What this task involves: Could you copy exactly the lines from the one containing "Type out the text in this image." through the last line of the records below, leaving out any pictures?
##### Material for this task #####
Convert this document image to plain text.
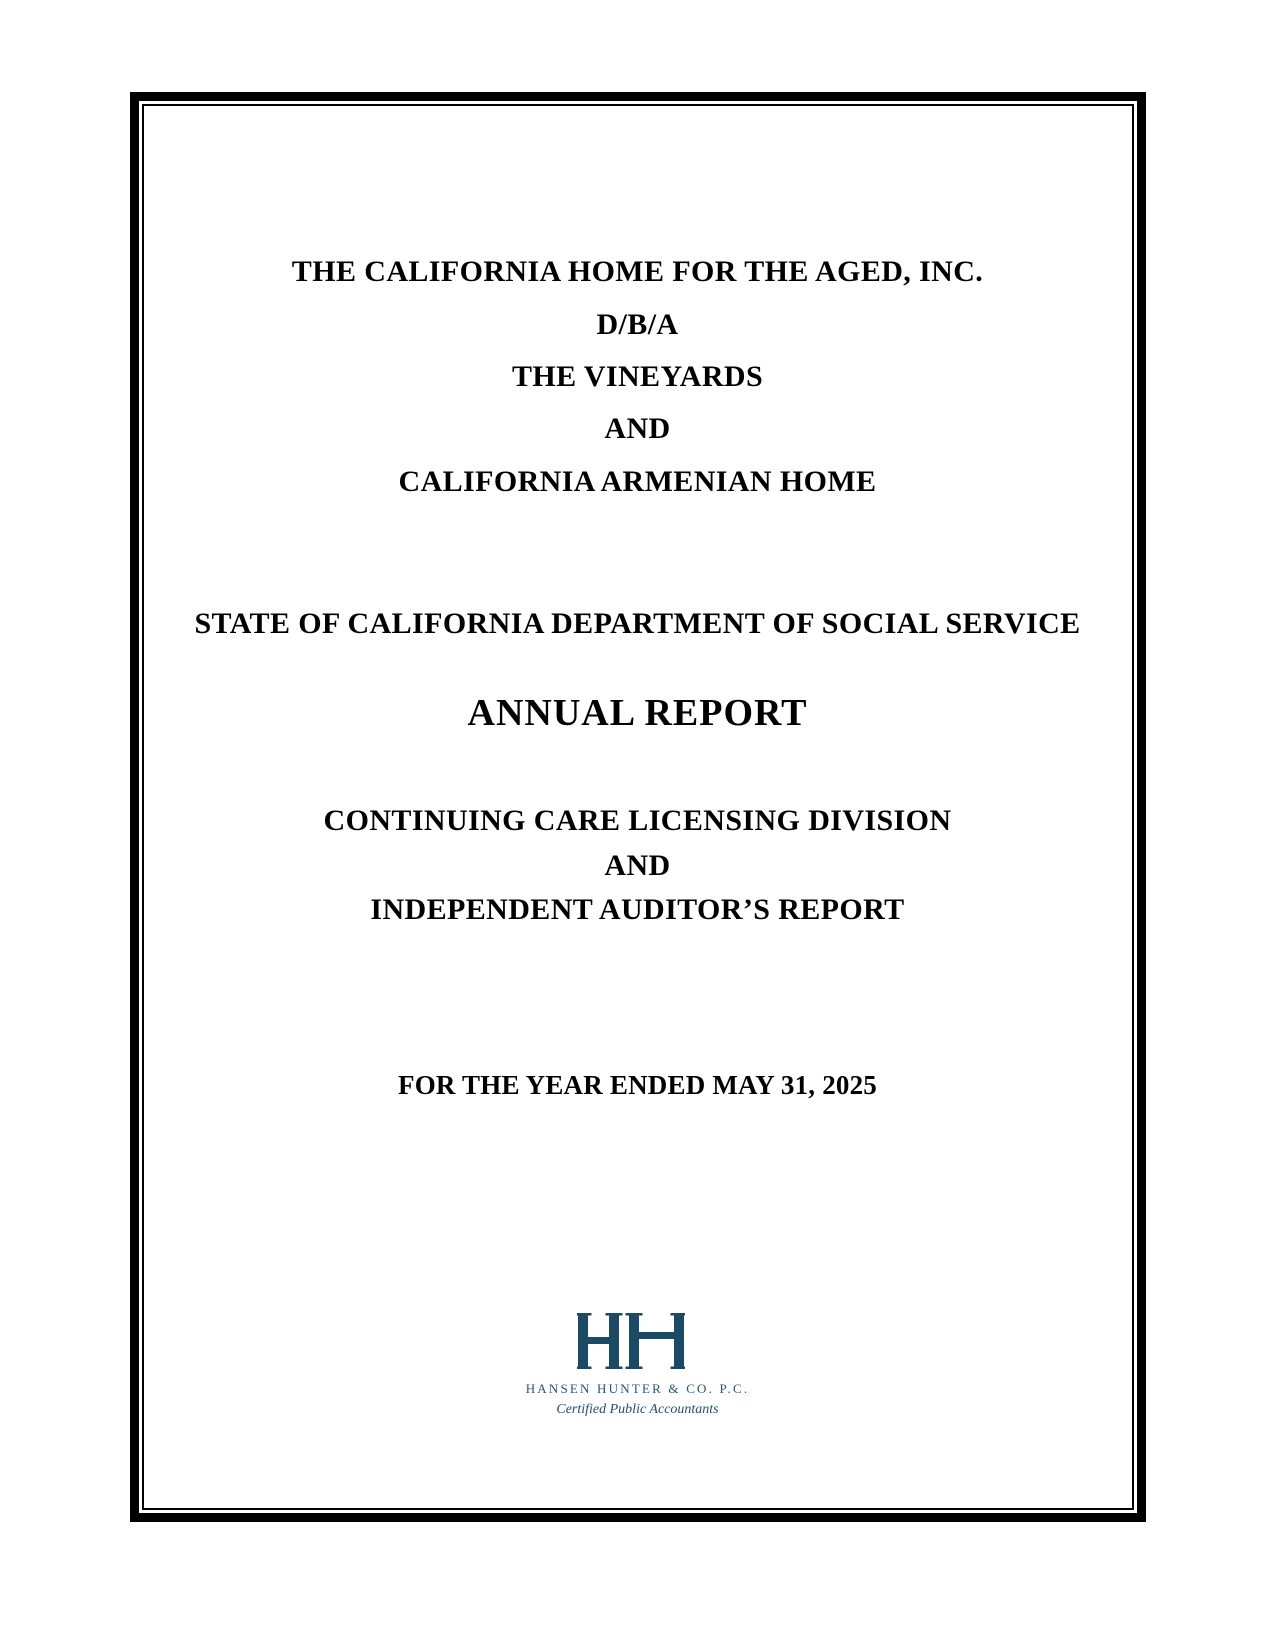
THE CALIFORNIA HOME FOR THE AGED, INC.
D/B/A
THE VINEYARDS
AND
CALIFORNIA ARMENIAN HOME
STATE OF CALIFORNIA DEPARTMENT OF SOCIAL SERVICE
ANNUAL REPORT
CONTINUING CARE LICENSING DIVISION
AND
INDEPENDENT AUDITOR’S REPORT
FOR THE YEAR ENDED MAY 31, 2025
HANSEN HUNTER & CO. P.C.
Certified Public Accountants
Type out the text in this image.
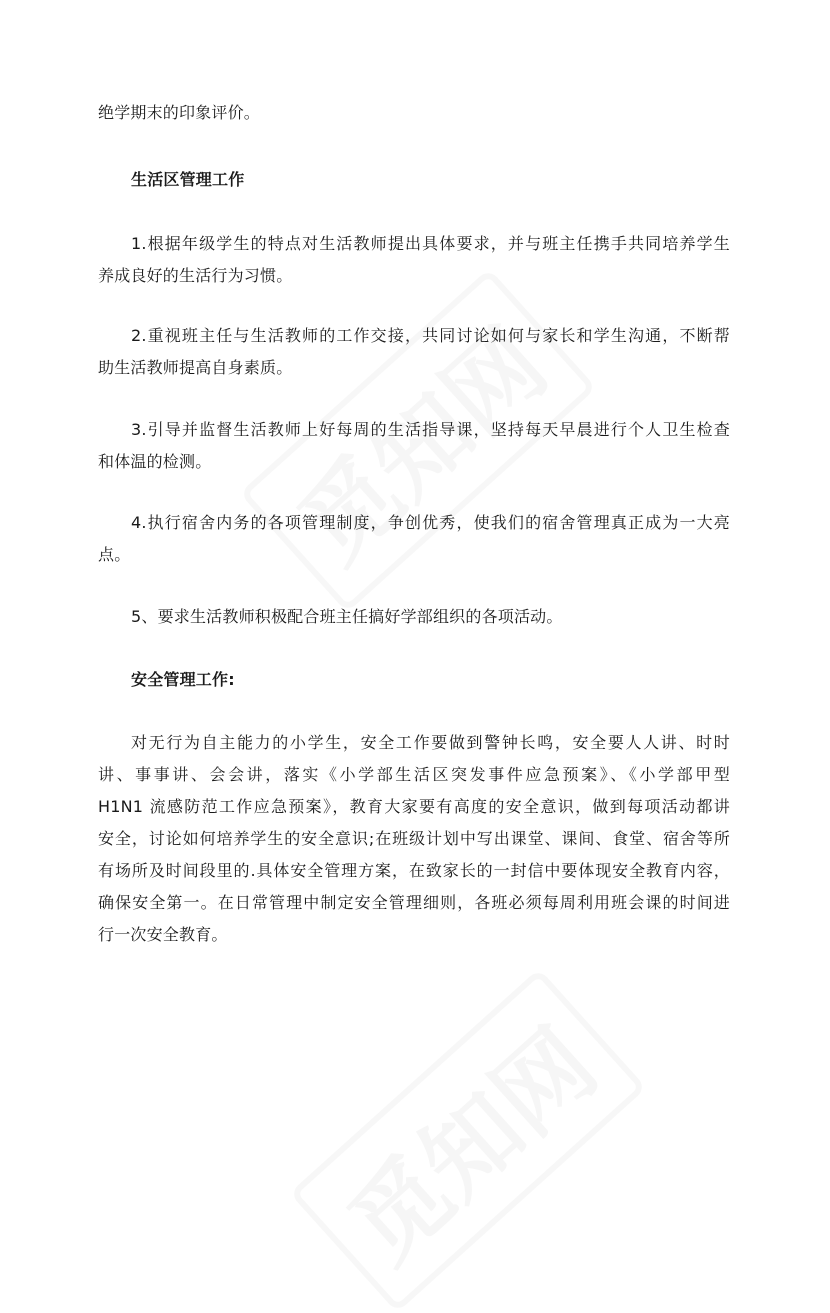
绝学期末的印象评价。
生活区管理工作
1.根据年级学生的特点对生活教师提出具体要求，并与班主任携手共同培养学生
养成良好的生活行为习惯。
2.重视班主任与生活教师的工作交接，共同讨论如何与家长和学生沟通，不断帮
助生活教师提高自身素质。
3.引导并监督生活教师上好每周的生活指导课，坚持每天早晨进行个人卫生检查
和体温的检测。
4.执行宿舍内务的各项管理制度，争创优秀，使我们的宿舍管理真正成为一大亮
点。
5、要求生活教师积极配合班主任搞好学部组织的各项活动。
安全管理工作:
对无行为自主能力的小学生，安全工作要做到警钟长鸣，安全要人人讲、时时
讲、事事讲、会会讲，落实《小学部生活区突发事件应急预案》、《小学部甲型
H1N1 流感防范工作应急预案》，教育大家要有高度的安全意识，做到每项活动都讲
安全，讨论如何培养学生的安全意识;在班级计划中写出课堂、课间、食堂、宿舍等所
有场所及时间段里的.具体安全管理方案，在致家长的一封信中要体现安全教育内容，
确保安全第一。在日常管理中制定安全管理细则，各班必须每周利用班会课的时间进
行一次安全教育。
#####
Correct answer:
Type out the text in this image.
绝学期末的印象评价。
生活区管理工作
1.根据年级学生的特点对生活教师提出具体要求，并与班主任携手共同培养学生
养成良好的生活行为习惯。
2.重视班主任与生活教师的工作交接，共同讨论如何与家长和学生沟通，不断帮
助生活教师提高自身素质。
3.引导并监督生活教师上好每周的生活指导课，坚持每天早晨进行个人卫生检查
和体温的检测。
4.执行宿舍内务的各项管理制度，争创优秀，使我们的宿舍管理真正成为一大亮
点。
5、要求生活教师积极配合班主任搞好学部组织的各项活动。
安全管理工作:
对无行为自主能力的小学生，安全工作要做到警钟长鸣，安全要人人讲、时时
讲、事事讲、会会讲，落实《小学部生活区突发事件应急预案》、《小学部甲型
H1N1 流感防范工作应急预案》，教育大家要有高度的安全意识，做到每项活动都讲
安全，讨论如何培养学生的安全意识;在班级计划中写出课堂、课间、食堂、宿舍等所
有场所及时间段里的.具体安全管理方案，在致家长的一封信中要体现安全教育内容，
确保安全第一。在日常管理中制定安全管理细则，各班必须每周利用班会课的时间进
行一次安全教育。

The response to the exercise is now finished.